Raw records
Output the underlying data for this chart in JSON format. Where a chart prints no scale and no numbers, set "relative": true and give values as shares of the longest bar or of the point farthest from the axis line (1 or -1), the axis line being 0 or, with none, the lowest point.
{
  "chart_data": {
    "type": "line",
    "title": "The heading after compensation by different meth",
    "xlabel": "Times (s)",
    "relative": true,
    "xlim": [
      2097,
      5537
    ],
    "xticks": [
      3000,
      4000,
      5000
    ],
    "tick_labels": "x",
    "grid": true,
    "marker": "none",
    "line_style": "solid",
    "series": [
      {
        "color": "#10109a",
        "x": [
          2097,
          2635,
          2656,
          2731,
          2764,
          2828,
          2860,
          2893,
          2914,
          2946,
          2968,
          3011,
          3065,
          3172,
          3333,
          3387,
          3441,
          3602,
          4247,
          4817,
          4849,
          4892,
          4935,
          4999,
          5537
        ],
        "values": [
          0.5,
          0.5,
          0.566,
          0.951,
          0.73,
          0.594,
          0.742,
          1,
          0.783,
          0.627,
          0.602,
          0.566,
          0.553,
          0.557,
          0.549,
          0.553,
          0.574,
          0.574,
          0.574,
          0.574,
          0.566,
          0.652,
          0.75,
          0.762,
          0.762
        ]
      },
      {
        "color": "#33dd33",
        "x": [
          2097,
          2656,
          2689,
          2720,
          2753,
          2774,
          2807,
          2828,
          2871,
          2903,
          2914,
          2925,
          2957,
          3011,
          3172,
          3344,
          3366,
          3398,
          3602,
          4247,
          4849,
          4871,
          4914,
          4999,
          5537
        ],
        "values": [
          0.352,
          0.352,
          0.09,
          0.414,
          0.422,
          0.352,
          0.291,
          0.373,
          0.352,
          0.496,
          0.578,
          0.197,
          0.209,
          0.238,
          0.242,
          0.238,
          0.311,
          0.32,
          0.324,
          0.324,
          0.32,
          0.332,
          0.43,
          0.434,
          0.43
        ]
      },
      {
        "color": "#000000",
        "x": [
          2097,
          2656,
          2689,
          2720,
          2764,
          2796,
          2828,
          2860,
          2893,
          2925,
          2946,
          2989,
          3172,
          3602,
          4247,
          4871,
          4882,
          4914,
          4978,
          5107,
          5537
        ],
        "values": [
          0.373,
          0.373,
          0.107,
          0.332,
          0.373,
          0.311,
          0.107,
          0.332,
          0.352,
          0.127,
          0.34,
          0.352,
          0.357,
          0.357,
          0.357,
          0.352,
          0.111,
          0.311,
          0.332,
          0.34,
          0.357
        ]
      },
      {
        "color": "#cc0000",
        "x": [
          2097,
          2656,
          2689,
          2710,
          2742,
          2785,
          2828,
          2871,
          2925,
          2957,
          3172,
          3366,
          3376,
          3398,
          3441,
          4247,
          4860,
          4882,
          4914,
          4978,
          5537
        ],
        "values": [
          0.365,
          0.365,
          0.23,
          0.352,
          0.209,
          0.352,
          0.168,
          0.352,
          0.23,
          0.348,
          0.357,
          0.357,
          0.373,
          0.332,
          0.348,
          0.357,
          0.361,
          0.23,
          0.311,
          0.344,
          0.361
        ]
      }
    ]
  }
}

Task directions:
Return every record above exactly as it appears.

Result of this task:
Output the underlying data for this chart in JSON format. Where a chart prints no scale and no numbers, set "relative": true and give values as shares of the longest bar or of the point farthest from the axis line (1 or -1), the axis line being 0 or, with none, the lowest point.
{
  "chart_data": {
    "type": "line",
    "title": "The heading after compensation by different meth",
    "xlabel": "Times (s)",
    "relative": true,
    "xlim": [
      2097,
      5537
    ],
    "xticks": [
      3000,
      4000,
      5000
    ],
    "tick_labels": "x",
    "grid": true,
    "marker": "none",
    "line_style": "solid",
    "series": [
      {
        "color": "#10109a",
        "x": [
          2097,
          2635,
          2656,
          2731,
          2764,
          2828,
          2860,
          2893,
          2914,
          2946,
          2968,
          3011,
          3065,
          3172,
          3333,
          3387,
          3441,
          3602,
          4247,
          4817,
          4849,
          4892,
          4935,
          4999,
          5537
        ],
        "values": [
          0.5,
          0.5,
          0.566,
          0.951,
          0.73,
          0.594,
          0.742,
          1,
          0.783,
          0.627,
          0.602,
          0.566,
          0.553,
          0.557,
          0.549,
          0.553,
          0.574,
          0.574,
          0.574,
          0.574,
          0.566,
          0.652,
          0.75,
          0.762,
          0.762
        ]
      },
      {
        "color": "#33dd33",
        "x": [
          2097,
          2656,
          2689,
          2720,
          2753,
          2774,
          2807,
          2828,
          2871,
          2903,
          2914,
          2925,
          2957,
          3011,
          3172,
          3344,
          3366,
          3398,
          3602,
          4247,
          4849,
          4871,
          4914,
          4999,
          5537
        ],
        "values": [
          0.352,
          0.352,
          0.09,
          0.414,
          0.422,
          0.352,
          0.291,
          0.373,
          0.352,
          0.496,
          0.578,
          0.197,
          0.209,
          0.238,
          0.242,
          0.238,
          0.311,
          0.32,
          0.324,
          0.324,
          0.32,
          0.332,
          0.43,
          0.434,
          0.43
        ]
      },
      {
        "color": "#000000",
        "x": [
          2097,
          2656,
          2689,
          2720,
          2764,
          2796,
          2828,
          2860,
          2893,
          2925,
          2946,
          2989,
          3172,
          3602,
          4247,
          4871,
          4882,
          4914,
          4978,
          5107,
          5537
        ],
        "values": [
          0.373,
          0.373,
          0.107,
          0.332,
          0.373,
          0.311,
          0.107,
          0.332,
          0.352,
          0.127,
          0.34,
          0.352,
          0.357,
          0.357,
          0.357,
          0.352,
          0.111,
          0.311,
          0.332,
          0.34,
          0.357
        ]
      },
      {
        "color": "#cc0000",
        "x": [
          2097,
          2656,
          2689,
          2710,
          2742,
          2785,
          2828,
          2871,
          2925,
          2957,
          3172,
          3366,
          3376,
          3398,
          3441,
          4247,
          4860,
          4882,
          4914,
          4978,
          5537
        ],
        "values": [
          0.365,
          0.365,
          0.23,
          0.352,
          0.209,
          0.352,
          0.168,
          0.352,
          0.23,
          0.348,
          0.357,
          0.357,
          0.373,
          0.332,
          0.348,
          0.357,
          0.361,
          0.23,
          0.311,
          0.344,
          0.361
        ]
      }
    ]
  }
}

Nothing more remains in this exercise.